# ЗАДАЧИ И ЗАДАНИЯ
**A.** Выпишите из текста о Замоскворечье фрагмент от слов «Большой пятиэтажный дом» до слов «в одиночестве, неприкаянный.» включительно.
**B.** Перечислите всех исторических лиц, которых текст о Замоскворечье называет в рассказе о строительстве Каменного моста.
**C.** Приведите продолжение текста о Замоскворечье, начиная после его последнего предложения.

# ОТРЫВОК ТЕКСТА
• • • • • • •

Лев Колодный - Замоскворечье
Возле Каменного моста, где течет Москва-река,
Возле Каменного моста стала улица узка.
Там волнуются шоферы, там случаются заторы,
"Ох, - вздыхает постовой, - дом мешает угловой..."
Большой пятиэтажный дом буквой "Г" в плане передвинули метров на сто с насиженного места на угол Болотной площади у сквера. Там он и стоит в одиночестве, неприкаянный.
Веками поперек острова тянулась улица, застроенная по обеим сторонам корпусами Суконного двора, Суконными торговыми банями, частными домами. Название ей дала церковь Всех святых. Она же дала первоначальное название Всехсвятский - Каменному мосту, который москвичи считали "восьмым чудом света". Чудо строилось почти полвека. Начал возводить арки моста приглашенный из Страсбурга мастер Кристлер при Михаиле Романове, достраивал - русский монах старец Филарет при правительнице Софье и Петре Первом. Мост оказался таким дорогим, что с тех пор, когда у москвичей заходила речь о непомерной цене, говорили - "дороже Каменного моста". У берега мост венчала Шестивратная башня, пропускавшая пеших и конных между городом и Замоскворечьем.

• • • • • • •

# ИСХОДНЫЕ ДАННЫЕ
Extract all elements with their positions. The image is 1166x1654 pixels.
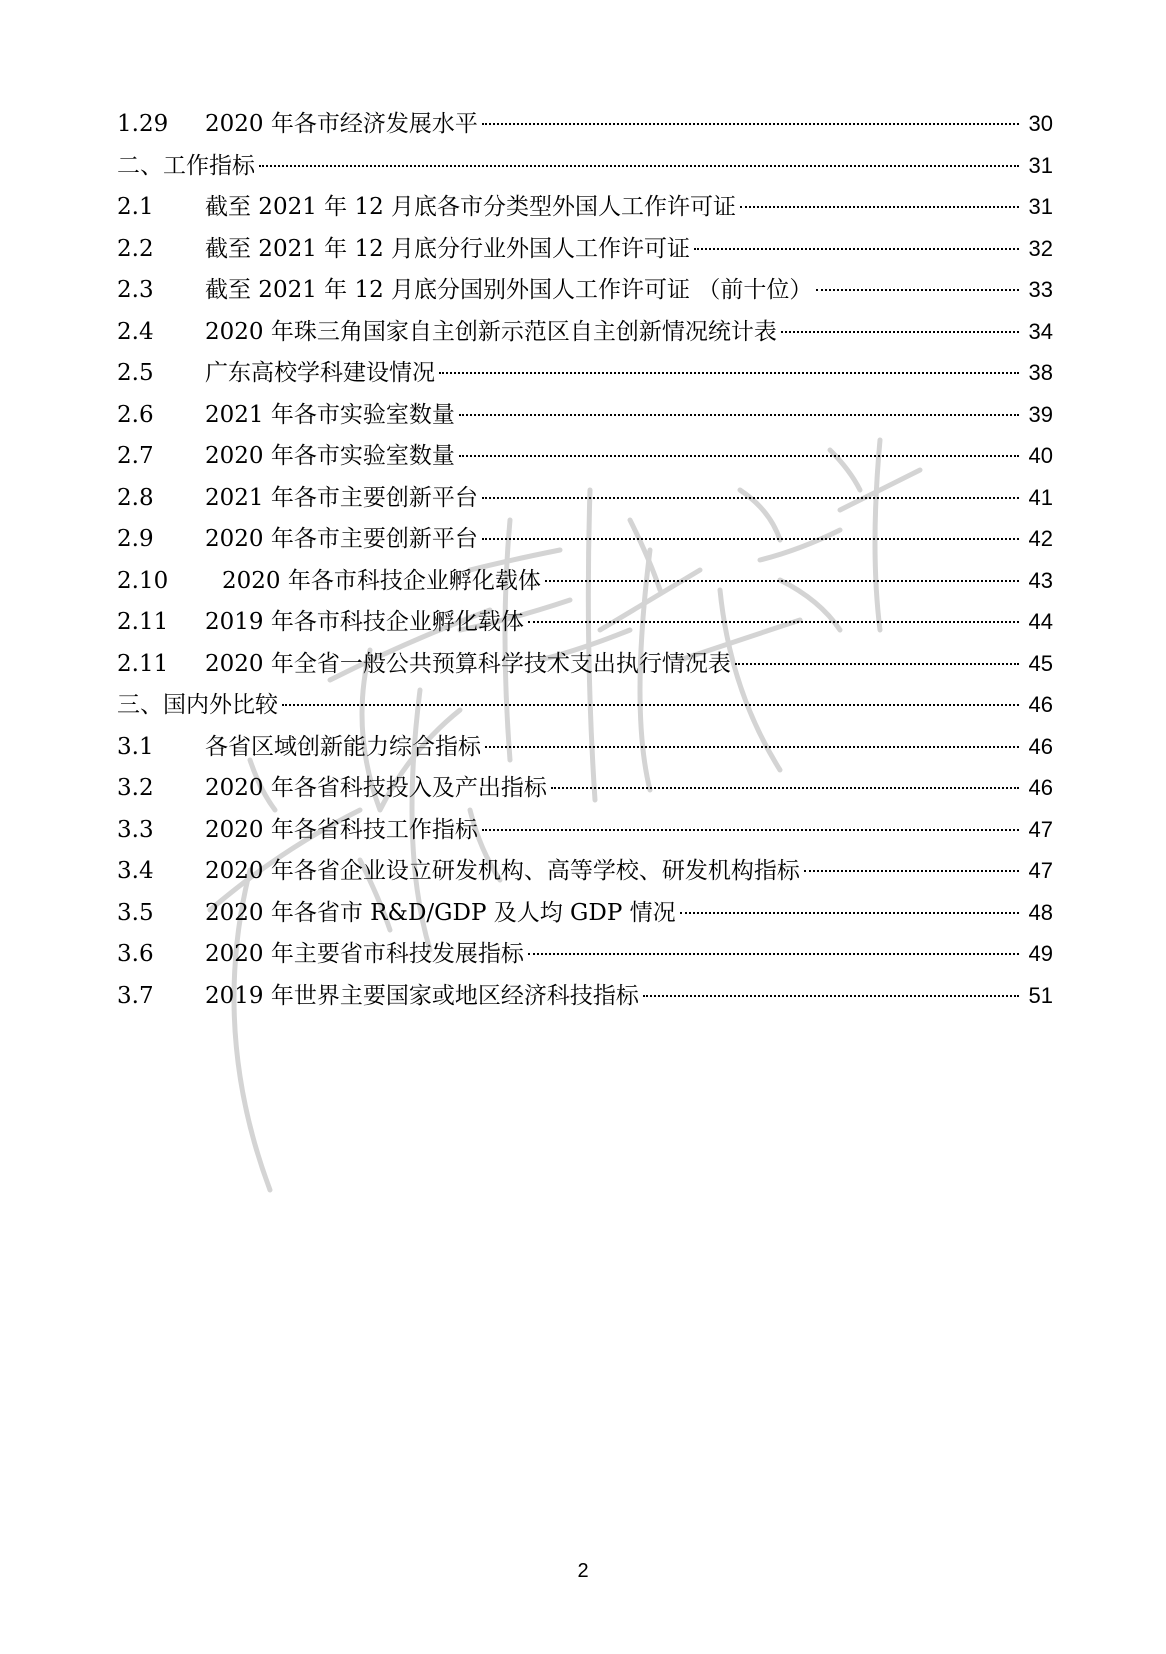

• • • • • • •

# РЕШЕНИЯ ЗАДАНИЙ
**A.**
Большой пятиэтажный дом буквой "Г" в плане передвинули метров на сто с насиженного места на угол Болотной площади у сквера. Там он и стоит в одиночестве, неприкаянный.

**B.** Кристлер, Михаил Романов, Филарет, Софья, Пётр Первый

**C.**
Всехсвятская улица представлялась Петру главной в столице. Иначе бы он не приказал поставить на ней первые в Москве Триумфальные ворота. После Азовского похода царь прошествовал не во главе крестного хода, а впереди победоносного войска в образе "большого капитана", в заморском офицерском мундире. Впервые третий Рим украсился сооружением в классическом стиле. Колонны, статуи античных героев и богов пришли на смену памятникам, всецело посвященным святым.
На месте кулачных боев случались казни. "За умысел на Государево здоровье" сожгли здесь некоего Андрюшку Безобразова. Самая известная казнь состоялась 10 января 1775 года. Тогда, как писал очевидец, заполнилась "вся площадь на Болоте и вся дорога от нее, до Каменного моста... бесчисленным множеством народа". На эшафоте, окруженном сомкнутым строем войск, свершилась лютая казнь Емельяна Пугачева и его атаманов, потрясших устои империи.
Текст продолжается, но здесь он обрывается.